⟨
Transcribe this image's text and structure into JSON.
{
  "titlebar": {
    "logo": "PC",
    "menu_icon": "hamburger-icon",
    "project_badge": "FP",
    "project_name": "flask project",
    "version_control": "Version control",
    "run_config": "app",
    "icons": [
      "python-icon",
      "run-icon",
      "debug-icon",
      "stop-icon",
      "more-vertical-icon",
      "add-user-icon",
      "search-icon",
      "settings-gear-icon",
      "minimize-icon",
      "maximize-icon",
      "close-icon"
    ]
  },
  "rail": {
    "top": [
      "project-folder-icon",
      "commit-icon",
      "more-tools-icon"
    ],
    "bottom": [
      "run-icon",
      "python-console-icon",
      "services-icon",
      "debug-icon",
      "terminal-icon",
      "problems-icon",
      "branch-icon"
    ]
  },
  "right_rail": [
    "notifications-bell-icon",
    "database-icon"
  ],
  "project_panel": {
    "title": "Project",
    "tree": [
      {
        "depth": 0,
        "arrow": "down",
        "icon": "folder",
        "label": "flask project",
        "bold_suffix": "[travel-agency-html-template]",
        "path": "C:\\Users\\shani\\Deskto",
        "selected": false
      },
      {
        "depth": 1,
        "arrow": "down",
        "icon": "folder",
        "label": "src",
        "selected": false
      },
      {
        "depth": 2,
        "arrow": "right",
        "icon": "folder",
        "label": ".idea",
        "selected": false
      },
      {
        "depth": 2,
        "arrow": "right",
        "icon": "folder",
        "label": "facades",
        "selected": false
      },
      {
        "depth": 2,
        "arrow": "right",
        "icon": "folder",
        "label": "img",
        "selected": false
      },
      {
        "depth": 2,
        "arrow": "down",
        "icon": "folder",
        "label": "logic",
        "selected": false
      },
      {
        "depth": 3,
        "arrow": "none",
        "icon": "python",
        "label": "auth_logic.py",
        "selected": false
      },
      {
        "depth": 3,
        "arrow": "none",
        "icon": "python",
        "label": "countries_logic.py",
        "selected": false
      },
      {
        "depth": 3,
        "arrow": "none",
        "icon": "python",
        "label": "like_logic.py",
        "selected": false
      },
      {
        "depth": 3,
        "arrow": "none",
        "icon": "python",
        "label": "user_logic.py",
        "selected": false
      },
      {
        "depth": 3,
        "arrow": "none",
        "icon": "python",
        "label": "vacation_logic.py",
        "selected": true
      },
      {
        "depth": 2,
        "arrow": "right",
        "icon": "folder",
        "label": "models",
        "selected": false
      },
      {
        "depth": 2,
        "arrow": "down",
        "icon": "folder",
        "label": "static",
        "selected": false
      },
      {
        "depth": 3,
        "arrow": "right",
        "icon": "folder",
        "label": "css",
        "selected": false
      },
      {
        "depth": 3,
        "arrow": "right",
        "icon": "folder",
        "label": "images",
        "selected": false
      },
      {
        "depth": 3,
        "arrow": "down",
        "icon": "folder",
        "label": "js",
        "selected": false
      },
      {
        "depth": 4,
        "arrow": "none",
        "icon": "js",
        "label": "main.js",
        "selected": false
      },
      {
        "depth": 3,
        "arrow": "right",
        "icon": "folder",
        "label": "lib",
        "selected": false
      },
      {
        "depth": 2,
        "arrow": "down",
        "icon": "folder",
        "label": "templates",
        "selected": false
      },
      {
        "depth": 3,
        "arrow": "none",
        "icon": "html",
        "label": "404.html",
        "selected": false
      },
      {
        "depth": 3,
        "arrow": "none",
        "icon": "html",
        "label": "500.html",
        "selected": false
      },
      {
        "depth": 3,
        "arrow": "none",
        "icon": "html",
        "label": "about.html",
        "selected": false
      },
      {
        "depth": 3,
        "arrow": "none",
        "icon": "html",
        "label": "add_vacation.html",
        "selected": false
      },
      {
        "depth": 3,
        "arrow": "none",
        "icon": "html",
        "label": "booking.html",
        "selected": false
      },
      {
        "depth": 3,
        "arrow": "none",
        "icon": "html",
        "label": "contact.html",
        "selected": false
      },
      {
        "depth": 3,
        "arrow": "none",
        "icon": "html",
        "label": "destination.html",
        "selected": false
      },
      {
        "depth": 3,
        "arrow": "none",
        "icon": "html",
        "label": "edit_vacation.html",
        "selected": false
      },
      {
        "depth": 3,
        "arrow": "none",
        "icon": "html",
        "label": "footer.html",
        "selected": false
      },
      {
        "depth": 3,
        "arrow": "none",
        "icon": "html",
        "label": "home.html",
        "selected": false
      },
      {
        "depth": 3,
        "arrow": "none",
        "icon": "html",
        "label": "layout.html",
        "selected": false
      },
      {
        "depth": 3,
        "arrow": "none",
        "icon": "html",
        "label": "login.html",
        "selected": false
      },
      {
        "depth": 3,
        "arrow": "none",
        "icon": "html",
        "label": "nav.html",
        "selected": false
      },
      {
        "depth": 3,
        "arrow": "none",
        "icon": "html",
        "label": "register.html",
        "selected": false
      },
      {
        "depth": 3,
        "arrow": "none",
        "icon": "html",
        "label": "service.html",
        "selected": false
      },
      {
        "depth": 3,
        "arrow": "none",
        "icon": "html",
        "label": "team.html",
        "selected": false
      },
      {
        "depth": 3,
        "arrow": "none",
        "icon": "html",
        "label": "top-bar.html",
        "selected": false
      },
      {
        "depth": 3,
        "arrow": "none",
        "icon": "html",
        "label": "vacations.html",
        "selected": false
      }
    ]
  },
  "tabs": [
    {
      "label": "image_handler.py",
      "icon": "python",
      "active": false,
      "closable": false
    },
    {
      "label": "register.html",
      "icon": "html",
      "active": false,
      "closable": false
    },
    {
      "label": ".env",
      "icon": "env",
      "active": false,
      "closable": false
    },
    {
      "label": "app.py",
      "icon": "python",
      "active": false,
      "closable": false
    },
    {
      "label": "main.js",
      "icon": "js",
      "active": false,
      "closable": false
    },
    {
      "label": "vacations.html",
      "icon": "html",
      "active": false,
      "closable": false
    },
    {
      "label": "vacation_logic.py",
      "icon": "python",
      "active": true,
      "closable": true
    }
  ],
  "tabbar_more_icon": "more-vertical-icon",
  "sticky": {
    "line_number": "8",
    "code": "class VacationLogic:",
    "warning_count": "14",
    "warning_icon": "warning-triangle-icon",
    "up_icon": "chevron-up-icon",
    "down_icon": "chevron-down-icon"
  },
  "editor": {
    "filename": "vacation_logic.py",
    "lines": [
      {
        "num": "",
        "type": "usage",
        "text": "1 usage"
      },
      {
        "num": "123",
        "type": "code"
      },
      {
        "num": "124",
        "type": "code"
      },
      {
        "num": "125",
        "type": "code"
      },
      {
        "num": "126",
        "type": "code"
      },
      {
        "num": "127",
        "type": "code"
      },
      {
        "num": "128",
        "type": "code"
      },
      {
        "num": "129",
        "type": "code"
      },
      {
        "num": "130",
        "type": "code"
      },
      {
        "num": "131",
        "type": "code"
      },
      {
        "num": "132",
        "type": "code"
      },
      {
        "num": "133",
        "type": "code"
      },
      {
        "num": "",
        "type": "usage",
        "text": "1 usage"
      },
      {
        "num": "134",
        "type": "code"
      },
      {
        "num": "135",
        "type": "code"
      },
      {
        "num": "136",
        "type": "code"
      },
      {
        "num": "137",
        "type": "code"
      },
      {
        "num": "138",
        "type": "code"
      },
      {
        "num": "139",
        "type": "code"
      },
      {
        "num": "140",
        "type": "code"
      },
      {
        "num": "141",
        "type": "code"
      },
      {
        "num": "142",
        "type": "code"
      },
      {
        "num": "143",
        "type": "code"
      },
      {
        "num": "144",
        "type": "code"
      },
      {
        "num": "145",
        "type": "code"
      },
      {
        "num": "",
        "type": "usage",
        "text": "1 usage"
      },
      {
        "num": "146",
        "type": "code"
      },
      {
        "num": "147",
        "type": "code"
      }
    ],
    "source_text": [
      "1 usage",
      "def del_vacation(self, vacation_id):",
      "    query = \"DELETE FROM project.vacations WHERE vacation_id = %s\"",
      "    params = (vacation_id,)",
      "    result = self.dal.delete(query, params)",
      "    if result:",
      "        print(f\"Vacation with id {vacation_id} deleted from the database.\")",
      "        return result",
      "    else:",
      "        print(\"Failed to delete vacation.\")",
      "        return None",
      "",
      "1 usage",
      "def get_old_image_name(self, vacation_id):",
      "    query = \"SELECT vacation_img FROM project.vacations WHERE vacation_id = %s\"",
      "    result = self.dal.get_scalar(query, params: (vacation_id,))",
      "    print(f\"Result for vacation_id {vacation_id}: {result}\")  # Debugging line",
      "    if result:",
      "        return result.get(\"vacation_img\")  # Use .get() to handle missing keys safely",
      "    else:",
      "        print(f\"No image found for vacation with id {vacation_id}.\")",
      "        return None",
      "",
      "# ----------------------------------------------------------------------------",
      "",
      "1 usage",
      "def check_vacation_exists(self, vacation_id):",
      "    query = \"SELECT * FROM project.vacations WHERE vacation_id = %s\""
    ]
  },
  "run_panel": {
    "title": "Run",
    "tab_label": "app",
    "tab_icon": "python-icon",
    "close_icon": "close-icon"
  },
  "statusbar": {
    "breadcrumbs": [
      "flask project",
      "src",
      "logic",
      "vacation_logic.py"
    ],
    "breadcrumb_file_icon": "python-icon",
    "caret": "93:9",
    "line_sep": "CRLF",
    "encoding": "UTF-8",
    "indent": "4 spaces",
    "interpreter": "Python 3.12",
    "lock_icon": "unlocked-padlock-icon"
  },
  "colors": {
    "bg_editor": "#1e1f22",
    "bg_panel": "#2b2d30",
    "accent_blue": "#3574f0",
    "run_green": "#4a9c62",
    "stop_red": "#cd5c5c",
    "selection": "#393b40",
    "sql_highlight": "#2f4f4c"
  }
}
⟩
◆ **PROMPT**
Looking back at the lines above, state how many contain the word "query", and supply nothing besides the number.

◆ **ANSWER TO THE EXERCISE**
5